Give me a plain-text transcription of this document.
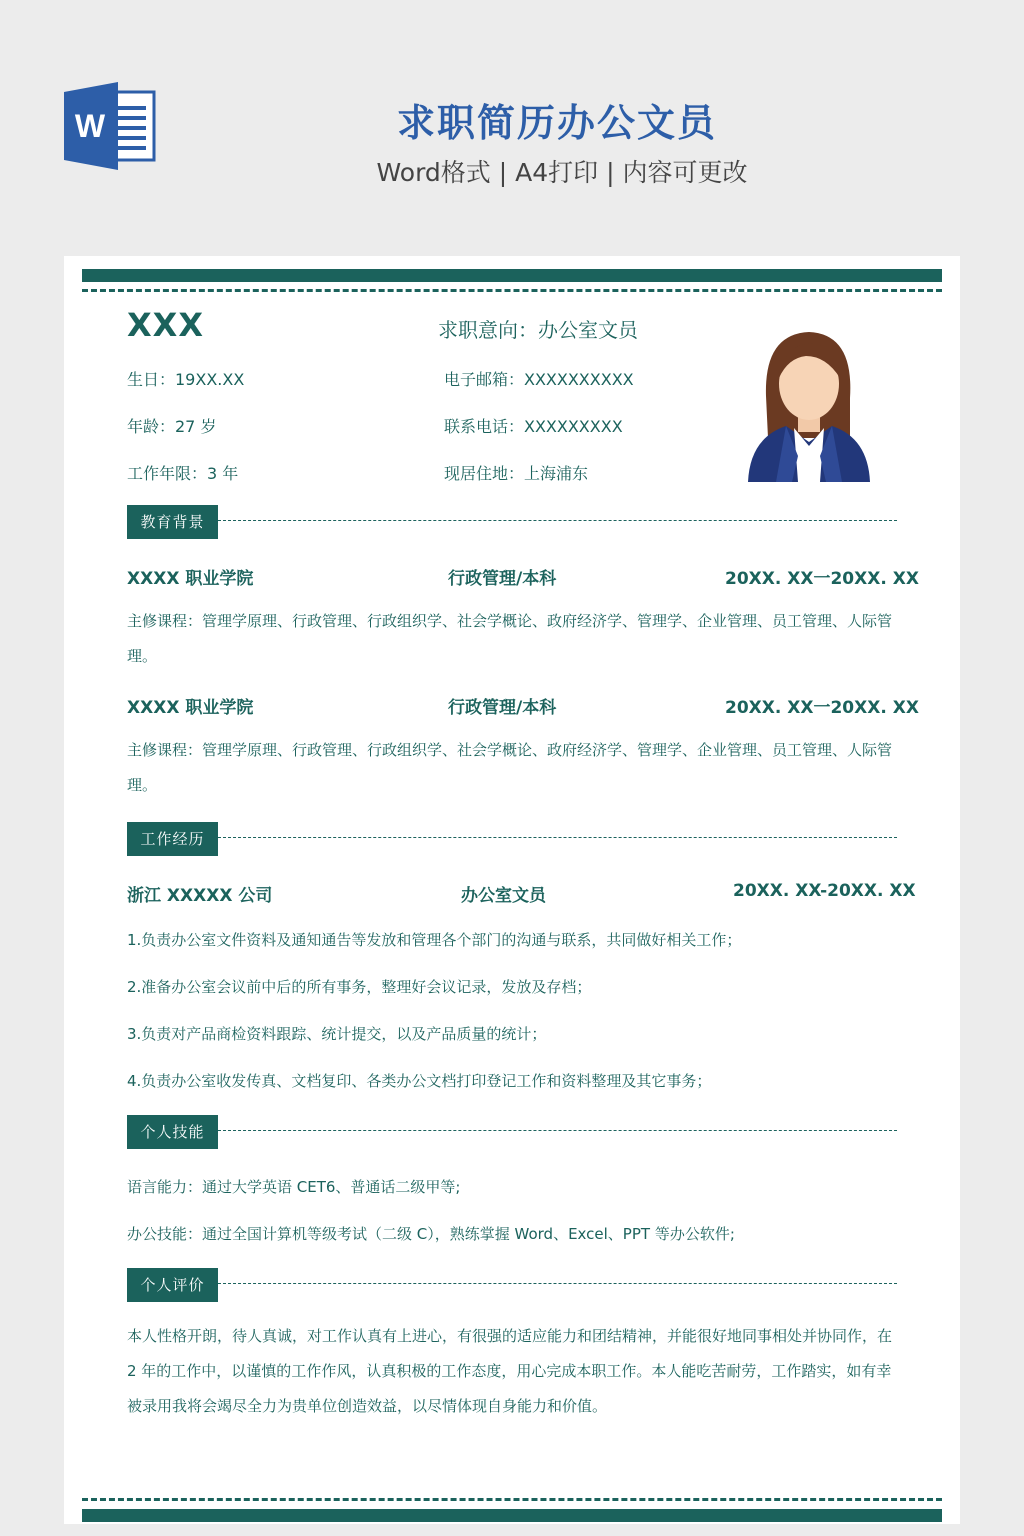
W	求职简历办公文员
Word格式 | A4打印 | 内容可更改
XXX	求职意向：办公室文员
生日：19XX.XX	电子邮箱：XXXXXXXXXX
年龄：27 岁	联系电话：XXXXXXXXX
工作年限：3 年	现居住地：上海浦东
教育背景
XXXX 职业学院	行政管理/本科	20XX. XX一20XX. XX
主修课程：管理学原理、行政管理、行政组织学、社会学概论、政府经济学、管理学、企业管理、员工管理、人际管理。
XXXX 职业学院	行政管理/本科	20XX. XX一20XX. XX
主修课程：管理学原理、行政管理、行政组织学、社会学概论、政府经济学、管理学、企业管理、员工管理、人际管理。
工作经历
浙江 XXXXX 公司	办公室文员	20XX. XX-20XX. XX
1.负责办公室文件资料及通知通告等发放和管理各个部门的沟通与联系，共同做好相关工作；
2.准备办公室会议前中后的所有事务，整理好会议记录，发放及存档；
3.负责对产品商检资料跟踪、统计提交，以及产品质量的统计；
4.负责办公室收发传真、文档复印、各类办公文档打印登记工作和资料整理及其它事务；
个人技能
语言能力：通过大学英语 CET6、普通话二级甲等;
办公技能：通过全国计算机等级考试（二级 C），熟练掌握 Word、Excel、PPT 等办公软件;
个人评价
本人性格开朗，待人真诚，对工作认真有上进心，有很强的适应能力和团结精神，并能很好地同事相处并协同作，在 2 年的工作中，以谨慎的工作作风，认真积极的工作态度，用心完成本职工作。本人能吃苦耐劳，工作踏实，如有幸被录用我将会竭尽全力为贵单位创造效益，以尽情体现自身能力和价值。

====

Locate the word "办公室文员" in the records above, and return each line that has it.

• _Solution to the exercise_
XXX	求职意向：办公室文员
浙江 XXXXX 公司	办公室文员	20XX. XX-20XX. XX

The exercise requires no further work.